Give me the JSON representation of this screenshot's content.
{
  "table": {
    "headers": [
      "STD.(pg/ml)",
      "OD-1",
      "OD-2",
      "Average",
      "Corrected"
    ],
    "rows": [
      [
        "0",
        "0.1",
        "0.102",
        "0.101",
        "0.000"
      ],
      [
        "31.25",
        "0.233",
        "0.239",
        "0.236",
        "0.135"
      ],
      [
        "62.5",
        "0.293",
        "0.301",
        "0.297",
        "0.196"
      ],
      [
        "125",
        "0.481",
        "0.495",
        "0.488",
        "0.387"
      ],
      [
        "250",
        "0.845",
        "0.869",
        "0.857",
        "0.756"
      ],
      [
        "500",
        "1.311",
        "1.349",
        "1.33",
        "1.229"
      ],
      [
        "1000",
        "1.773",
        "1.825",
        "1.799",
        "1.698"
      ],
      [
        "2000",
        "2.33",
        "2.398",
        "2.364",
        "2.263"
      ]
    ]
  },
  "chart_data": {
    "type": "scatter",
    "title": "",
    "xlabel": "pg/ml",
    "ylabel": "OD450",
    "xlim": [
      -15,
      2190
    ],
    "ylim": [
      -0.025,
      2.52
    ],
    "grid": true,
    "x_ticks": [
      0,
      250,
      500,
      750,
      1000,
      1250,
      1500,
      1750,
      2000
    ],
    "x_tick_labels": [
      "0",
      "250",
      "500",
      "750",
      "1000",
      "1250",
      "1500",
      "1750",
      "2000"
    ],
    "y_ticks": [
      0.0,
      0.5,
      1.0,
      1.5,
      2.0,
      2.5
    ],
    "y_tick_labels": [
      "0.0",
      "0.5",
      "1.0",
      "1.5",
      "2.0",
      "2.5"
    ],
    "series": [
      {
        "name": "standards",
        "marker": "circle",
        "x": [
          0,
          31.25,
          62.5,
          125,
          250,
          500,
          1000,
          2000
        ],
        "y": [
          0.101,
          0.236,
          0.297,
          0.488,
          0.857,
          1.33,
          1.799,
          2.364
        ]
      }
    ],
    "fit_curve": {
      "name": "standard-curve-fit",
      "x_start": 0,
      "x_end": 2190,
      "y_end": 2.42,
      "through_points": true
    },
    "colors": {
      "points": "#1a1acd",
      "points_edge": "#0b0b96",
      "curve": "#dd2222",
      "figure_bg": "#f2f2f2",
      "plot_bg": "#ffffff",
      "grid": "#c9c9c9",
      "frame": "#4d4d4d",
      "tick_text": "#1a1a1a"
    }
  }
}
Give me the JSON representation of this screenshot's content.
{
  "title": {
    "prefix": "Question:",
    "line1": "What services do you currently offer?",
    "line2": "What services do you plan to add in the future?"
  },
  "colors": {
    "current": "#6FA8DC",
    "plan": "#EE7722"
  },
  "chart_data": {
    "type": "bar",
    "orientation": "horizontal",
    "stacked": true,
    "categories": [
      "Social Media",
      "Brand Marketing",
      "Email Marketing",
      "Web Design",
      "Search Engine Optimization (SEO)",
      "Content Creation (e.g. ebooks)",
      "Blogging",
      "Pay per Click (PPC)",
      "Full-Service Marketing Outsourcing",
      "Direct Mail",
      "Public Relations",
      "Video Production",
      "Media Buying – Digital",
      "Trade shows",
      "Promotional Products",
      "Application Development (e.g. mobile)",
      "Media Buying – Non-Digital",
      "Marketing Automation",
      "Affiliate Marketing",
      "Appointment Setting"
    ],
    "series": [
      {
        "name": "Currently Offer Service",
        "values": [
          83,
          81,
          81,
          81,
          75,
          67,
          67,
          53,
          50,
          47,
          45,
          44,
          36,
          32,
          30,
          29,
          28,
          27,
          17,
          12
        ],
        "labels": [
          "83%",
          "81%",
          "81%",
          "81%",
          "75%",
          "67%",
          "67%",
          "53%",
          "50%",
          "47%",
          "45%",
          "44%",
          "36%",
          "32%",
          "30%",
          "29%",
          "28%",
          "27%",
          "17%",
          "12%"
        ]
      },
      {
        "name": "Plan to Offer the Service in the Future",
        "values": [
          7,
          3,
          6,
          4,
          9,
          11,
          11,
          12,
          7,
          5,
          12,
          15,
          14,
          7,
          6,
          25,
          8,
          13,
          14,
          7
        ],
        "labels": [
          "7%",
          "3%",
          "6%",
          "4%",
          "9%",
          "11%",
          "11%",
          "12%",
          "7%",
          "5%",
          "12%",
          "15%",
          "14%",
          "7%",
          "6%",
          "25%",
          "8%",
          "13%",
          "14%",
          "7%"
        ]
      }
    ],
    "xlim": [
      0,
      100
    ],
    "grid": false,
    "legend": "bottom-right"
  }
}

What to work on
Repeat the data verbatim.

Result of this exercise
Give me the JSON representation of this screenshot's content.
{
  "table": {
    "headers": [
      "STD.(pg/ml)",
      "OD-1",
      "OD-2",
      "Average",
      "Corrected"
    ],
    "rows": [
      [
        "0",
        "0.1",
        "0.102",
        "0.101",
        "0.000"
      ],
      [
        "31.25",
        "0.233",
        "0.239",
        "0.236",
        "0.135"
      ],
      [
        "62.5",
        "0.293",
        "0.301",
        "0.297",
        "0.196"
      ],
      [
        "125",
        "0.481",
        "0.495",
        "0.488",
        "0.387"
      ],
      [
        "250",
        "0.845",
        "0.869",
        "0.857",
        "0.756"
      ],
      [
        "500",
        "1.311",
        "1.349",
        "1.33",
        "1.229"
      ],
      [
        "1000",
        "1.773",
        "1.825",
        "1.799",
        "1.698"
      ],
      [
        "2000",
        "2.33",
        "2.398",
        "2.364",
        "2.263"
      ]
    ]
  },
  "chart_data": {
    "type": "scatter",
    "title": "",
    "xlabel": "pg/ml",
    "ylabel": "OD450",
    "xlim": [
      -15,
      2190
    ],
    "ylim": [
      -0.025,
      2.52
    ],
    "grid": true,
    "x_ticks": [
      0,
      250,
      500,
      750,
      1000,
      1250,
      1500,
      1750,
      2000
    ],
    "x_tick_labels": [
      "0",
      "250",
      "500",
      "750",
      "1000",
      "1250",
      "1500",
      "1750",
      "2000"
    ],
    "y_ticks": [
      0.0,
      0.5,
      1.0,
      1.5,
      2.0,
      2.5
    ],
    "y_tick_labels": [
      "0.0",
      "0.5",
      "1.0",
      "1.5",
      "2.0",
      "2.5"
    ],
    "series": [
      {
        "name": "standards",
        "marker": "circle",
        "x": [
          0,
          31.25,
          62.5,
          125,
          250,
          500,
          1000,
          2000
        ],
        "y": [
          0.101,
          0.236,
          0.297,
          0.488,
          0.857,
          1.33,
          1.799,
          2.364
        ]
      }
    ],
    "fit_curve": {
      "name": "standard-curve-fit",
      "x_start": 0,
      "x_end": 2190,
      "y_end": 2.42,
      "through_points": true
    },
    "colors": {
      "points": "#1a1acd",
      "points_edge": "#0b0b96",
      "curve": "#dd2222",
      "figure_bg": "#f2f2f2",
      "plot_bg": "#ffffff",
      "grid": "#c9c9c9",
      "frame": "#4d4d4d",
      "tick_text": "#1a1a1a"
    }
  }
}
Give me the JSON representation of this screenshot's content.
{
  "title": {
    "prefix": "Question:",
    "line1": "What services do you currently offer?",
    "line2": "What services do you plan to add in the future?"
  },
  "colors": {
    "current": "#6FA8DC",
    "plan": "#EE7722"
  },
  "chart_data": {
    "type": "bar",
    "orientation": "horizontal",
    "stacked": true,
    "categories": [
      "Social Media",
      "Brand Marketing",
      "Email Marketing",
      "Web Design",
      "Search Engine Optimization (SEO)",
      "Content Creation (e.g. ebooks)",
      "Blogging",
      "Pay per Click (PPC)",
      "Full-Service Marketing Outsourcing",
      "Direct Mail",
      "Public Relations",
      "Video Production",
      "Media Buying – Digital",
      "Trade shows",
      "Promotional Products",
      "Application Development (e.g. mobile)",
      "Media Buying – Non-Digital",
      "Marketing Automation",
      "Affiliate Marketing",
      "Appointment Setting"
    ],
    "series": [
      {
        "name": "Currently Offer Service",
        "values": [
          83,
          81,
          81,
          81,
          75,
          67,
          67,
          53,
          50,
          47,
          45,
          44,
          36,
          32,
          30,
          29,
          28,
          27,
          17,
          12
        ],
        "labels": [
          "83%",
          "81%",
          "81%",
          "81%",
          "75%",
          "67%",
          "67%",
          "53%",
          "50%",
          "47%",
          "45%",
          "44%",
          "36%",
          "32%",
          "30%",
          "29%",
          "28%",
          "27%",
          "17%",
          "12%"
        ]
      },
      {
        "name": "Plan to Offer the Service in the Future",
        "values": [
          7,
          3,
          6,
          4,
          9,
          11,
          11,
          12,
          7,
          5,
          12,
          15,
          14,
          7,
          6,
          25,
          8,
          13,
          14,
          7
        ],
        "labels": [
          "7%",
          "3%",
          "6%",
          "4%",
          "9%",
          "11%",
          "11%",
          "12%",
          "7%",
          "5%",
          "12%",
          "15%",
          "14%",
          "7%",
          "6%",
          "25%",
          "8%",
          "13%",
          "14%",
          "7%"
        ]
      }
    ],
    "xlim": [
      0,
      100
    ],
    "grid": false,
    "legend": "bottom-right"
  }
}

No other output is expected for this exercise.